» **WHAT YOU WILL DO**: Transcribe all of the data exactly. Omit the pictures.

Data entries:
######
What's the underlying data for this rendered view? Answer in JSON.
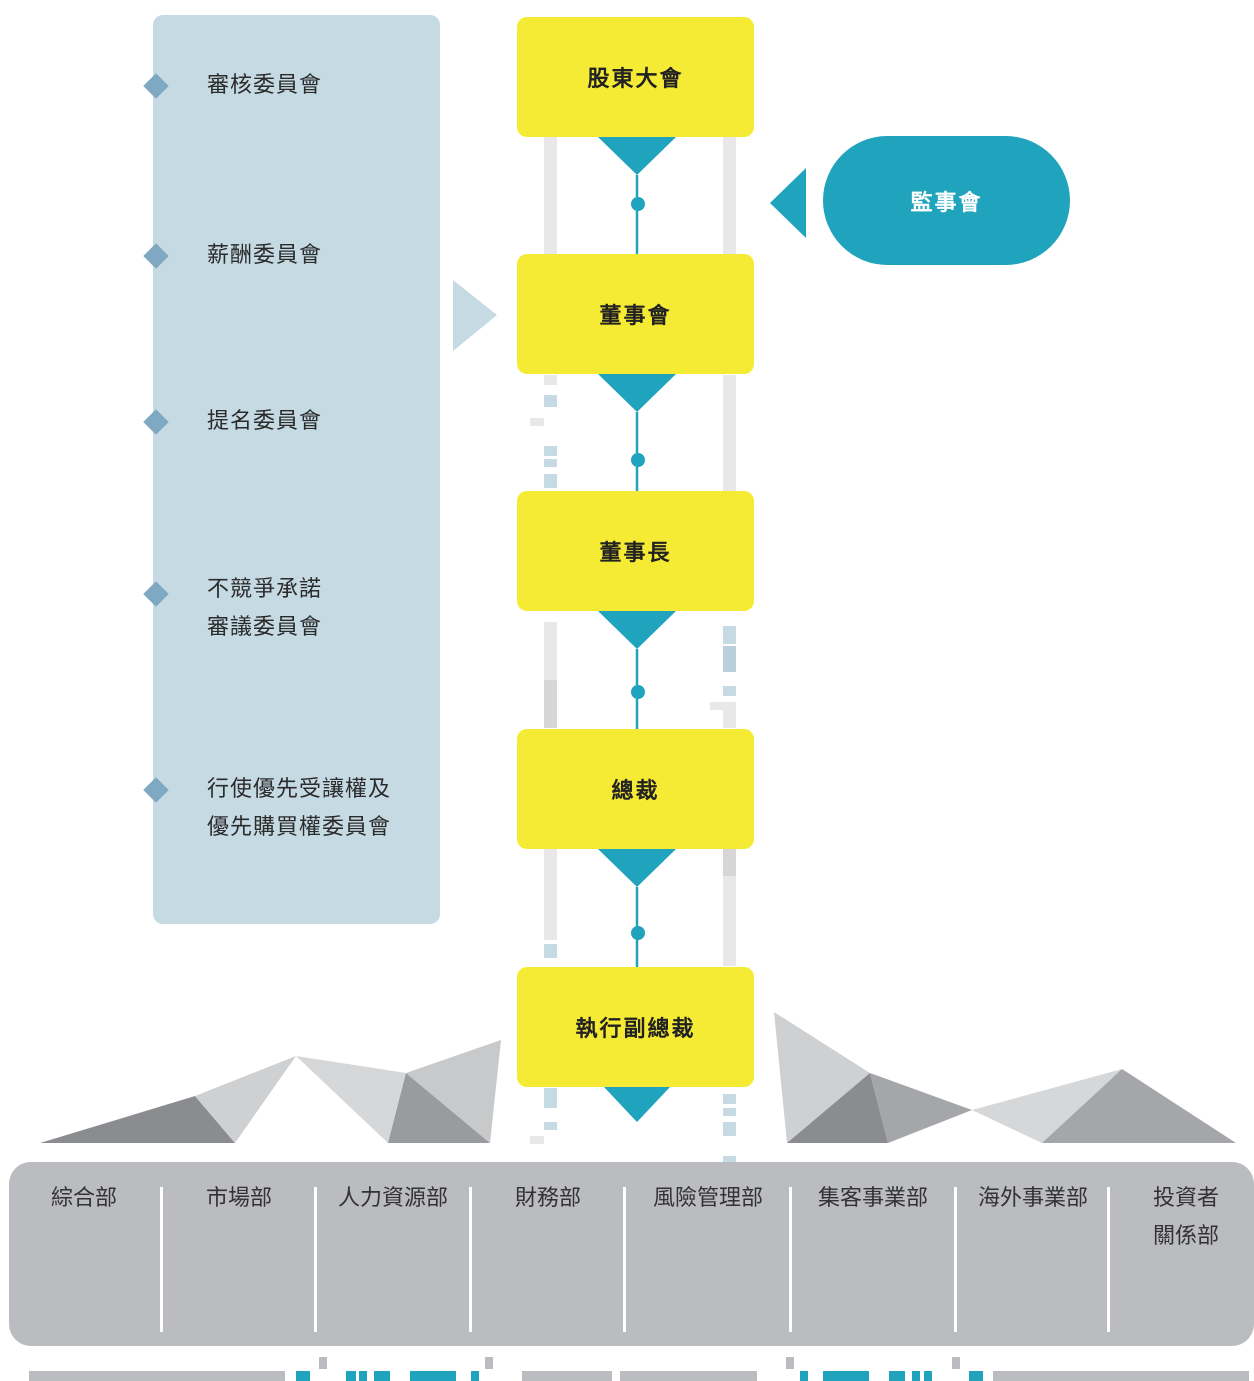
{
  "committees": [
    {
      "name": "審核委員會"
    },
    {
      "name": "薪酬委員會"
    },
    {
      "name": "提名委員會"
    },
    {
      "name": "不競爭承諾\n審議委員會"
    },
    {
      "name": "行使優先受讓權及\n優先購買權委員會"
    }
  ],
  "hierarchy": [
    {
      "name": "股東大會"
    },
    {
      "name": "董事會"
    },
    {
      "name": "董事長"
    },
    {
      "name": "總裁"
    },
    {
      "name": "執行副總裁"
    }
  ],
  "supervisory_board": {
    "name": "監事會"
  },
  "departments": [
    {
      "name": "綜合部"
    },
    {
      "name": "市場部"
    },
    {
      "name": "人力資源部"
    },
    {
      "name": "財務部"
    },
    {
      "name": "風險管理部"
    },
    {
      "name": "集客事業部"
    },
    {
      "name": "海外事業部"
    },
    {
      "name": "投資者\n關係部"
    }
  ],
  "colors": {
    "box_yellow": "#f6eb34",
    "accent_teal": "#20a3bd",
    "committee_panel": "#c6dae4",
    "committee_diamond": "#7fa9c2",
    "department_bar": "#bbbcc0",
    "rail_grey": "#e8e8e8"
  }
}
######
» **SOLUTION TO THIS PROBLEM**:
What's the underlying data for this rendered view? Answer in JSON.
{
  "committees": [
    {
      "name": "審核委員會"
    },
    {
      "name": "薪酬委員會"
    },
    {
      "name": "提名委員會"
    },
    {
      "name": "不競爭承諾\n審議委員會"
    },
    {
      "name": "行使優先受讓權及\n優先購買權委員會"
    }
  ],
  "hierarchy": [
    {
      "name": "股東大會"
    },
    {
      "name": "董事會"
    },
    {
      "name": "董事長"
    },
    {
      "name": "總裁"
    },
    {
      "name": "執行副總裁"
    }
  ],
  "supervisory_board": {
    "name": "監事會"
  },
  "departments": [
    {
      "name": "綜合部"
    },
    {
      "name": "市場部"
    },
    {
      "name": "人力資源部"
    },
    {
      "name": "財務部"
    },
    {
      "name": "風險管理部"
    },
    {
      "name": "集客事業部"
    },
    {
      "name": "海外事業部"
    },
    {
      "name": "投資者\n關係部"
    }
  ],
  "colors": {
    "box_yellow": "#f6eb34",
    "accent_teal": "#20a3bd",
    "committee_panel": "#c6dae4",
    "committee_diamond": "#7fa9c2",
    "department_bar": "#bbbcc0",
    "rail_grey": "#e8e8e8"
  }
}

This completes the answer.